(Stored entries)
- - -

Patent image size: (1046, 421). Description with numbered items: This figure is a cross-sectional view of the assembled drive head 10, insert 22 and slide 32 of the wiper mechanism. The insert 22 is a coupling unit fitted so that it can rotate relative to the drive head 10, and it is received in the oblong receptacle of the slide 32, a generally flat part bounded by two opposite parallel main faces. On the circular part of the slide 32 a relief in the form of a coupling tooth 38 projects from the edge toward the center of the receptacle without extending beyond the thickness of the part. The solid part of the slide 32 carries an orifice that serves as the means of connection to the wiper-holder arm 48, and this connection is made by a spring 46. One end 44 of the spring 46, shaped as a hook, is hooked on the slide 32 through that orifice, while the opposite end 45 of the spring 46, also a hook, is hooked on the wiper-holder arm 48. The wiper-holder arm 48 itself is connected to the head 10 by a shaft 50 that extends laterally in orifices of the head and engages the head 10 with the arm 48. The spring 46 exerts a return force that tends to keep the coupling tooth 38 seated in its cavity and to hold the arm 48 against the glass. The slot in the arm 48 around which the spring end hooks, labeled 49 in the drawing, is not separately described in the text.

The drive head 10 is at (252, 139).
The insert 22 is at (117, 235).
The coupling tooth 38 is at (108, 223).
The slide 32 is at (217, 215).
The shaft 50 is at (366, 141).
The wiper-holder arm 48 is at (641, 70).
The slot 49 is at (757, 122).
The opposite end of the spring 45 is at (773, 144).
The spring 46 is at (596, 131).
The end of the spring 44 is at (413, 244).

- - -

Copy the records above verbatim, every line in the same order.

Patent image size: (1046, 421). Description with numbered items: This figure is a cross-sectional view of the assembled drive head 10, insert 22 and slide 32 of the wiper mechanism. The insert 22 is a coupling unit fitted so that it can rotate relative to the drive head 10, and it is received in the oblong receptacle of the slide 32, a generally flat part bounded by two opposite parallel main faces. On the circular part of the slide 32 a relief in the form of a coupling tooth 38 projects from the edge toward the center of the receptacle without extending beyond the thickness of the part. The solid part of the slide 32 carries an orifice that serves as the means of connection to the wiper-holder arm 48, and this connection is made by a spring 46. One end 44 of the spring 46, shaped as a hook, is hooked on the slide 32 through that orifice, while the opposite end 45 of the spring 46, also a hook, is hooked on the wiper-holder arm 48. The wiper-holder arm 48 itself is connected to the head 10 by a shaft 50 that extends laterally in orifices of the head and engages the head 10 with the arm 48. The spring 46 exerts a return force that tends to keep the coupling tooth 38 seated in its cavity and to hold the arm 48 against the glass. The slot in the arm 48 around which the spring end hooks, labeled 49 in the drawing, is not separately described in the text.

The drive head 10 is at (252, 139).
The insert 22 is at (117, 235).
The coupling tooth 38 is at (108, 223).
The slide 32 is at (217, 215).
The shaft 50 is at (366, 141).
The wiper-holder arm 48 is at (641, 70).
The slot 49 is at (757, 122).
The opposite end of the spring 45 is at (773, 144).
The spring 46 is at (596, 131).
The end of the spring 44 is at (413, 244).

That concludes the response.